## EXERCISE
A line counts if it contains the string "Glue"; say how many such lines there are, giving only the number.
— start DATA EXTRACT —
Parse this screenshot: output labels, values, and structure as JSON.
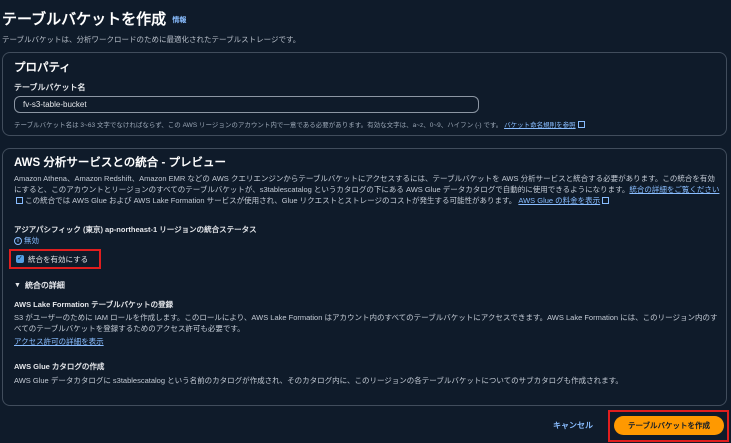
{
  "header": {
    "title": "テーブルバケットを作成",
    "info": "情報",
    "subtitle": "テーブルバケットは、分析ワークロードのために最適化されたテーブルストレージです。"
  },
  "properties": {
    "title": "プロパティ",
    "name_label": "テーブルバケット名",
    "name_value": "fv-s3-table-bucket",
    "hint": "テーブルバケット名は 3~63 文字でなければならず、この AWS リージョンのアカウント内で一意である必要があります。有効な文字は、a~z、0~9、ハイフン (-) です。",
    "hint_link": "バケット命名規則を参照"
  },
  "integration": {
    "title": "AWS 分析サービスとの統合 - プレビュー",
    "desc_1": "Amazon Athena、Amazon Redshift、Amazon EMR などの AWS クエリエンジンからテーブルバケットにアクセスするには、テーブルバケットを AWS 分析サービスと統合する必要があります。この統合を有効にすると、このアカウントとリージョンのすべてのテーブルバケットが、s3tablescatalog というカタログの下にある AWS Glue データカタログで自動的に使用できるようになります。",
    "desc_link_1": "統合の詳細をご覧ください",
    "desc_2": "この統合では AWS Glue および AWS Lake Formation サービスが使用され、Glue リクエストとストレージのコストが発生する可能性があります。",
    "desc_link_2": "AWS Glue の料金を表示",
    "region_status": "アジアパシフィック (東京) ap-northeast-1 リージョンの統合ステータス",
    "status_value": "無効",
    "checkbox_label": "統合を有効にする",
    "details_toggle": "統合の詳細",
    "lake_title": "AWS Lake Formation テーブルバケットの登録",
    "lake_desc": "S3 がユーザーのために IAM ロールを作成します。このロールにより、AWS Lake Formation はアカウント内のすべてのテーブルバケットにアクセスできます。AWS Lake Formation には、このリージョン内のすべてのテーブルバケットを登録するためのアクセス許可も必要です。",
    "lake_link": "アクセス許可の詳細を表示",
    "glue_title": "AWS Glue カタログの作成",
    "glue_desc": "AWS Glue データカタログに s3tablescatalog という名前のカタログが作成され、そのカタログ内に、このリージョンの各テーブルバケットについてのサブカタログも作成されます。"
  },
  "footer": {
    "cancel": "キャンセル",
    "submit": "テーブルバケットを作成"
  },
  "colors": {
    "background": "#0f1b2a",
    "accent": "#ff9900",
    "link": "#89bdff",
    "highlight": "#e01e1e"
  }
}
— end DATA EXTRACT —
## RESPONSE FOR THIS EXERCISE
5